INPUT:
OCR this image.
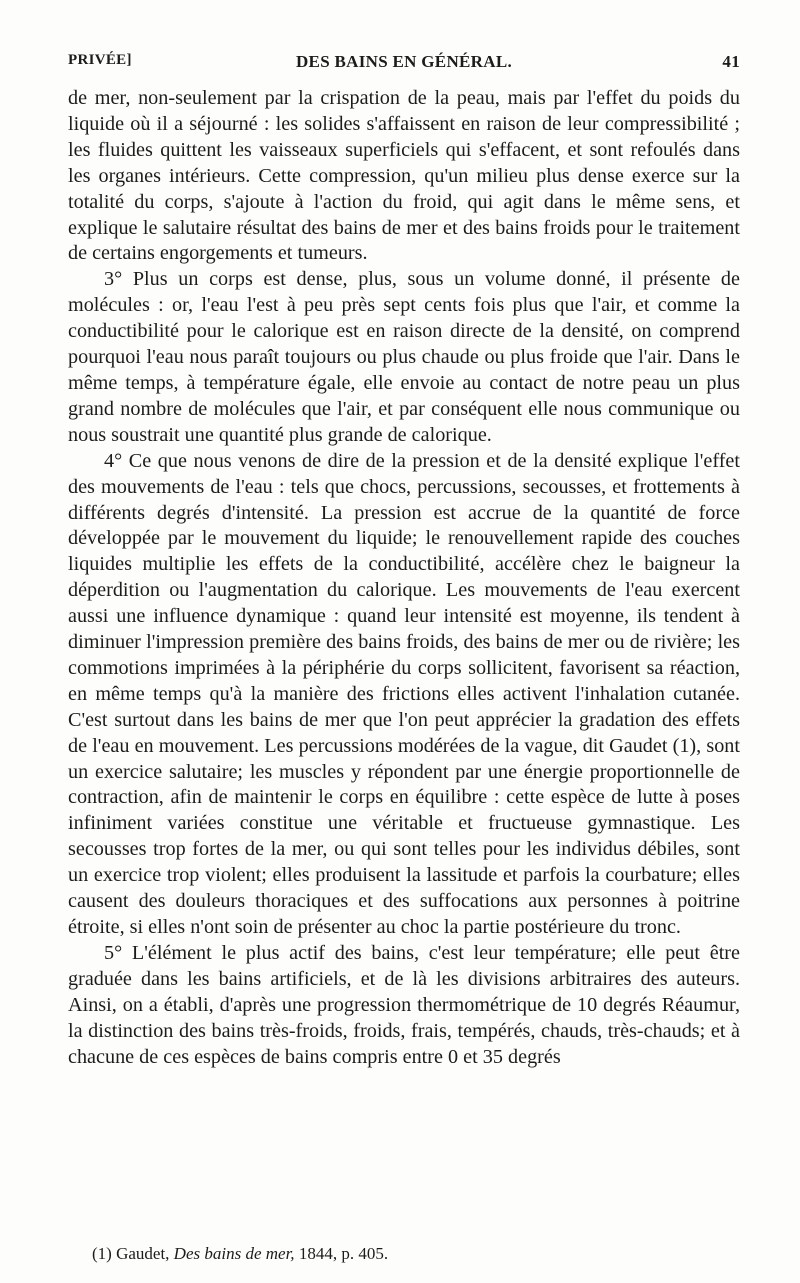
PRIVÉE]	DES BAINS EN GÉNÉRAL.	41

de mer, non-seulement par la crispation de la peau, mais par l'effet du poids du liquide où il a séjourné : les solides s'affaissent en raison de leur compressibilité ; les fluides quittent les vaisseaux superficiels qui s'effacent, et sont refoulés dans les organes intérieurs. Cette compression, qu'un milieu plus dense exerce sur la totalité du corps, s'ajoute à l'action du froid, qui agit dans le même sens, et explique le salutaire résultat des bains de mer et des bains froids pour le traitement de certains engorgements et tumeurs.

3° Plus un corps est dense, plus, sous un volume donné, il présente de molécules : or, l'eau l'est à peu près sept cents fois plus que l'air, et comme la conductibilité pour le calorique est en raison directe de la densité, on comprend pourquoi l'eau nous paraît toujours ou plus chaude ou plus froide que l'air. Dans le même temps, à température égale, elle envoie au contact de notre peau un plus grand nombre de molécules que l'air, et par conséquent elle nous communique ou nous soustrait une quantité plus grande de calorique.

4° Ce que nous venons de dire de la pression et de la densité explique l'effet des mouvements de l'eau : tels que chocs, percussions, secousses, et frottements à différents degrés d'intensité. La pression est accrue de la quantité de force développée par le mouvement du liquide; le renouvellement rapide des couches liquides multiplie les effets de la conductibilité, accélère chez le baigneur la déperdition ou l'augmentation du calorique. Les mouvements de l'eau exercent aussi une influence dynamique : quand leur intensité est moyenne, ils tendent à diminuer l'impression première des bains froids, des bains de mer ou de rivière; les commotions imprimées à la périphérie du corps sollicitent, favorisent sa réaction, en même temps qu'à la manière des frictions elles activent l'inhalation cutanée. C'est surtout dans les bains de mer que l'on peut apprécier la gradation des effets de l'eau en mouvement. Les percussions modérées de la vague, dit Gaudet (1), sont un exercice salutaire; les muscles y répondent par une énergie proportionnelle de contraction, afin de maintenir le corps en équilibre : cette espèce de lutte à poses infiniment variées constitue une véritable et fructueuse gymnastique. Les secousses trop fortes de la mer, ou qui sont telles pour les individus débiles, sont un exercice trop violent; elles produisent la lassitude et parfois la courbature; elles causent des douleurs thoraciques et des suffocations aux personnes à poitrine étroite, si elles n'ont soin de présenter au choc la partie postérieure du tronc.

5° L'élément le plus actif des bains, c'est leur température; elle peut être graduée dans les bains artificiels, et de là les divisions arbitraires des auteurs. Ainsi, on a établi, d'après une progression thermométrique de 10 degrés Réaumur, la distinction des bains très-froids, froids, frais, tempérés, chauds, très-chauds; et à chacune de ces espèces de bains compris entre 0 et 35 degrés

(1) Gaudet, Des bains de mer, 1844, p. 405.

...

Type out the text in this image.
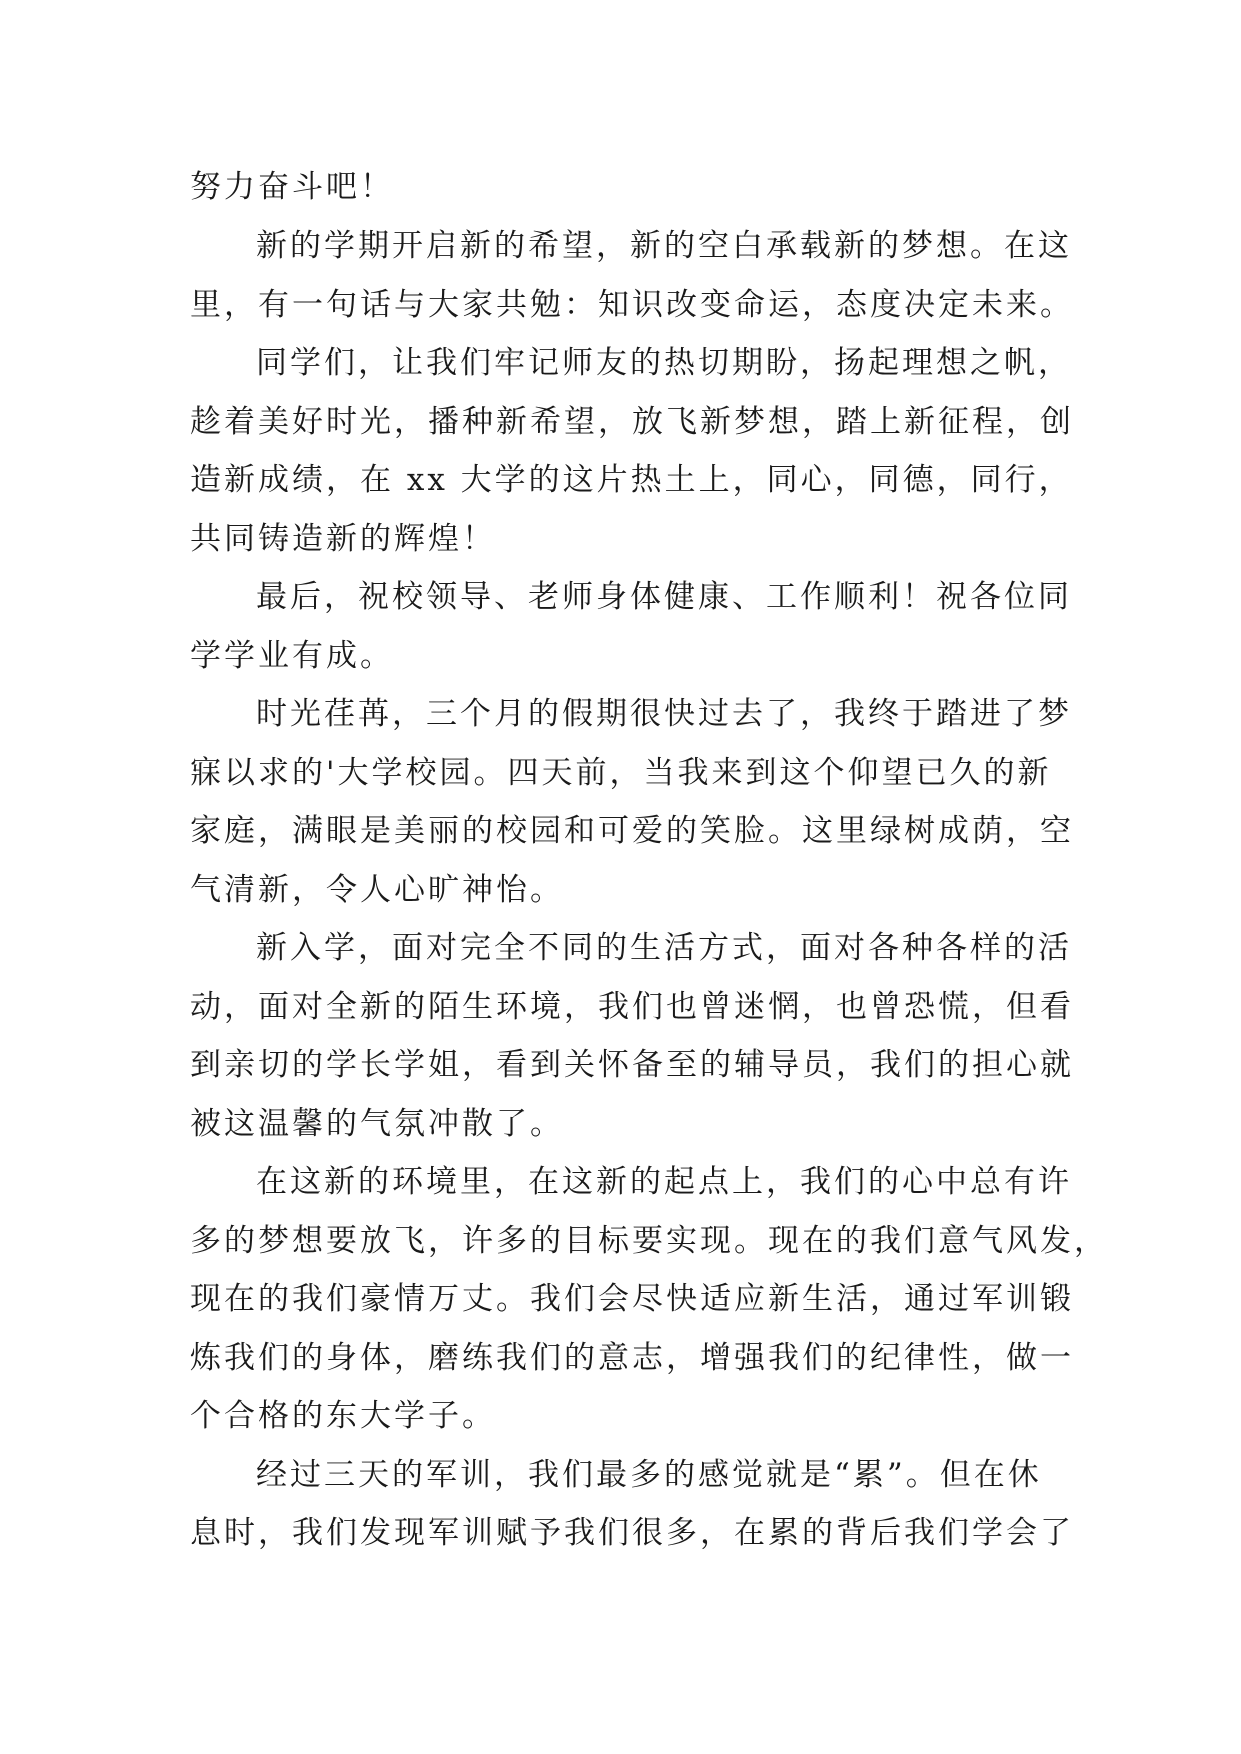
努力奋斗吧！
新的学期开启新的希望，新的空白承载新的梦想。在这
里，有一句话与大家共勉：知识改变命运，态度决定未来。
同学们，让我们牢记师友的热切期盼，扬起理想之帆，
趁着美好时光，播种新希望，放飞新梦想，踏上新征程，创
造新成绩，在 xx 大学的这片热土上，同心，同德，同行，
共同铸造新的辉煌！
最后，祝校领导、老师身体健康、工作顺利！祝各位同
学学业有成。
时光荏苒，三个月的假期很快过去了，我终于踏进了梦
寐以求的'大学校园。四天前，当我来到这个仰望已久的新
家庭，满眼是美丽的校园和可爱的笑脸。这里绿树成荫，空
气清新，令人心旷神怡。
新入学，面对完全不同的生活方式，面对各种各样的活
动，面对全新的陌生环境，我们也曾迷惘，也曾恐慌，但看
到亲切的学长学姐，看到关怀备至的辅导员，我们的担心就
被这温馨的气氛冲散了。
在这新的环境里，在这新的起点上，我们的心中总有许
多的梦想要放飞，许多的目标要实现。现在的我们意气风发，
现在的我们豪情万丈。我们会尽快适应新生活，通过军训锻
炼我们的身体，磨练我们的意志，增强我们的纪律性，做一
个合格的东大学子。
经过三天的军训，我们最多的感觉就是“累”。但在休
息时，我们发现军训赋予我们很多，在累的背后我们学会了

WHAT YOU NEED TO DO: Copy each line in the data that holds the word "image".

FINISHED TASK:
OCR this image.
Type out the text in this image.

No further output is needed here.